**Given request**: Reproduce each record exactly.

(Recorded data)
______________________________

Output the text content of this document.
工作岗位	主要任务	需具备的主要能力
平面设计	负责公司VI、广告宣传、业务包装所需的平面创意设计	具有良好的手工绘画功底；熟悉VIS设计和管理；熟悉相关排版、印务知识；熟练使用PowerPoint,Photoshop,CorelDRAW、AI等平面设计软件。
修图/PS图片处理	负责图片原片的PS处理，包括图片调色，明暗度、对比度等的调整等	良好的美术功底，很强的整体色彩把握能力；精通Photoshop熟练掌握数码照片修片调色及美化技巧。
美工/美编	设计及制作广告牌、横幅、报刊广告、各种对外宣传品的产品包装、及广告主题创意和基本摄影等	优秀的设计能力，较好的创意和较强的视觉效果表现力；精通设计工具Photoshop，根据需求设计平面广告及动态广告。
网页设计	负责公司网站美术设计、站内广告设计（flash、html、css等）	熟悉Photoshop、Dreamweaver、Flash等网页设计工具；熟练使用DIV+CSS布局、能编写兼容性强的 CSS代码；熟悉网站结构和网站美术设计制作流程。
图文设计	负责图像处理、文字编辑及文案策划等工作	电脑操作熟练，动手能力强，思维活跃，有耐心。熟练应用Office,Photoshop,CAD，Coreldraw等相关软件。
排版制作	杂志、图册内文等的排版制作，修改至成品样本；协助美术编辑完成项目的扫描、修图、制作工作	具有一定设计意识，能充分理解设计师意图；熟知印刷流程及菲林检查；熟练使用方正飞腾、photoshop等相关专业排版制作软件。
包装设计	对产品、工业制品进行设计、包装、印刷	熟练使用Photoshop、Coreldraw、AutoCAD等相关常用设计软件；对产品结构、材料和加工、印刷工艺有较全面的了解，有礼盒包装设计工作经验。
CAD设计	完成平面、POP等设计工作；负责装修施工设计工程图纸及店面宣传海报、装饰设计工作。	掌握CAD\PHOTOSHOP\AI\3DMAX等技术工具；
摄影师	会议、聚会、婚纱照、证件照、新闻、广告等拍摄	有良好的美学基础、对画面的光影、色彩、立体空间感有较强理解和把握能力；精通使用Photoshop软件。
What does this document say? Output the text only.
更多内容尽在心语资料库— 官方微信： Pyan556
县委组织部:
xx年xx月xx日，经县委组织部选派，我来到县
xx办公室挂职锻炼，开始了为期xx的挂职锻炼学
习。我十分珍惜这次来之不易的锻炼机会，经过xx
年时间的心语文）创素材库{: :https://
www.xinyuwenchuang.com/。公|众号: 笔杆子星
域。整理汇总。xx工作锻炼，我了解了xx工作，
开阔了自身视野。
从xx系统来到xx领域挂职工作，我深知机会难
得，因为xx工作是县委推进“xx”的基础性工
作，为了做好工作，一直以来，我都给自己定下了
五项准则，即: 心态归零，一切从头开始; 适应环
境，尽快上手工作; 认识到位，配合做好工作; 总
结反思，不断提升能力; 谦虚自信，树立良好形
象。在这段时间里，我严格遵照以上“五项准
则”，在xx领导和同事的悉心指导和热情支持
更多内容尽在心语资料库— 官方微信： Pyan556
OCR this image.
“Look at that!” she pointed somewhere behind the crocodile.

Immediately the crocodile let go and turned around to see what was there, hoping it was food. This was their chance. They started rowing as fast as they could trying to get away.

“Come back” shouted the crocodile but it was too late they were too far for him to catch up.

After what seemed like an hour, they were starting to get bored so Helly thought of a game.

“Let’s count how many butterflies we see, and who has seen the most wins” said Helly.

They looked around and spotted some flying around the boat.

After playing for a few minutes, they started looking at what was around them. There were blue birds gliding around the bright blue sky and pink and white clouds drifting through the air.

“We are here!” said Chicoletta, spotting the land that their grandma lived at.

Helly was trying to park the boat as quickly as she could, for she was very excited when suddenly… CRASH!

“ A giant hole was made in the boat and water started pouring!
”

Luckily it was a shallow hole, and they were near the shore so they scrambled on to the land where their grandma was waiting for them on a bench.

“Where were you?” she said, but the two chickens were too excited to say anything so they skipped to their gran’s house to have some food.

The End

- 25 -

______________________________

**Solution**:
Output the text content of this document.
工作岗位	主要任务	需具备的主要能力
平面设计	负责公司VI、广告宣传、业务包装所需的平面创意设计	具有良好的手工绘画功底；熟悉VIS设计和管理；熟悉相关排版、印务知识；熟练使用PowerPoint,Photoshop,CorelDRAW、AI等平面设计软件。
修图/PS图片处理	负责图片原片的PS处理，包括图片调色，明暗度、对比度等的调整等	良好的美术功底，很强的整体色彩把握能力；精通Photoshop熟练掌握数码照片修片调色及美化技巧。
美工/美编	设计及制作广告牌、横幅、报刊广告、各种对外宣传品的产品包装、及广告主题创意和基本摄影等	优秀的设计能力，较好的创意和较强的视觉效果表现力；精通设计工具Photoshop，根据需求设计平面广告及动态广告。
网页设计	负责公司网站美术设计、站内广告设计（flash、html、css等）	熟悉Photoshop、Dreamweaver、Flash等网页设计工具；熟练使用DIV+CSS布局、能编写兼容性强的 CSS代码；熟悉网站结构和网站美术设计制作流程。
图文设计	负责图像处理、文字编辑及文案策划等工作	电脑操作熟练，动手能力强，思维活跃，有耐心。熟练应用Office,Photoshop,CAD，Coreldraw等相关软件。
排版制作	杂志、图册内文等的排版制作，修改至成品样本；协助美术编辑完成项目的扫描、修图、制作工作	具有一定设计意识，能充分理解设计师意图；熟知印刷流程及菲林检查；熟练使用方正飞腾、photoshop等相关专业排版制作软件。
包装设计	对产品、工业制品进行设计、包装、印刷	熟练使用Photoshop、Coreldraw、AutoCAD等相关常用设计软件；对产品结构、材料和加工、印刷工艺有较全面的了解，有礼盒包装设计工作经验。
CAD设计	完成平面、POP等设计工作；负责装修施工设计工程图纸及店面宣传海报、装饰设计工作。	掌握CAD\PHOTOSHOP\AI\3DMAX等技术工具；
摄影师	会议、聚会、婚纱照、证件照、新闻、广告等拍摄	有良好的美学基础、对画面的光影、色彩、立体空间感有较强理解和把握能力；精通使用Photoshop软件。
What does this document say? Output the text only.
更多内容尽在心语资料库— 官方微信： Pyan556
县委组织部:
xx年xx月xx日，经县委组织部选派，我来到县
xx办公室挂职锻炼，开始了为期xx的挂职锻炼学
习。我十分珍惜这次来之不易的锻炼机会，经过xx
年时间的心语文）创素材库{: :https://
www.xinyuwenchuang.com/。公|众号: 笔杆子星
域。整理汇总。xx工作锻炼，我了解了xx工作，
开阔了自身视野。
从xx系统来到xx领域挂职工作，我深知机会难
得，因为xx工作是县委推进“xx”的基础性工
作，为了做好工作，一直以来，我都给自己定下了
五项准则，即: 心态归零，一切从头开始; 适应环
境，尽快上手工作; 认识到位，配合做好工作; 总
结反思，不断提升能力; 谦虚自信，树立良好形
象。在这段时间里，我严格遵照以上“五项准
则”，在xx领导和同事的悉心指导和热情支持
更多内容尽在心语资料库— 官方微信： Pyan556
OCR this image.
“Look at that!” she pointed somewhere behind the crocodile.

Immediately the crocodile let go and turned around to see what was there, hoping it was food. This was their chance. They started rowing as fast as they could trying to get away.

“Come back” shouted the crocodile but it was too late they were too far for him to catch up.

After what seemed like an hour, they were starting to get bored so Helly thought of a game.

“Let’s count how many butterflies we see, and who has seen the most wins” said Helly.

They looked around and spotted some flying around the boat.

After playing for a few minutes, they started looking at what was around them. There were blue birds gliding around the bright blue sky and pink and white clouds drifting through the air.

“We are here!” said Chicoletta, spotting the land that their grandma lived at.

Helly was trying to park the boat as quickly as she could, for she was very excited when suddenly… CRASH!

“ A giant hole was made in the boat and water started pouring!
”

Luckily it was a shallow hole, and they were near the shore so they scrambled on to the land where their grandma was waiting for them on a bench.

“Where were you?” she said, but the two chickens were too excited to say anything so they skipped to their gran’s house to have some food.

The End

- 25 -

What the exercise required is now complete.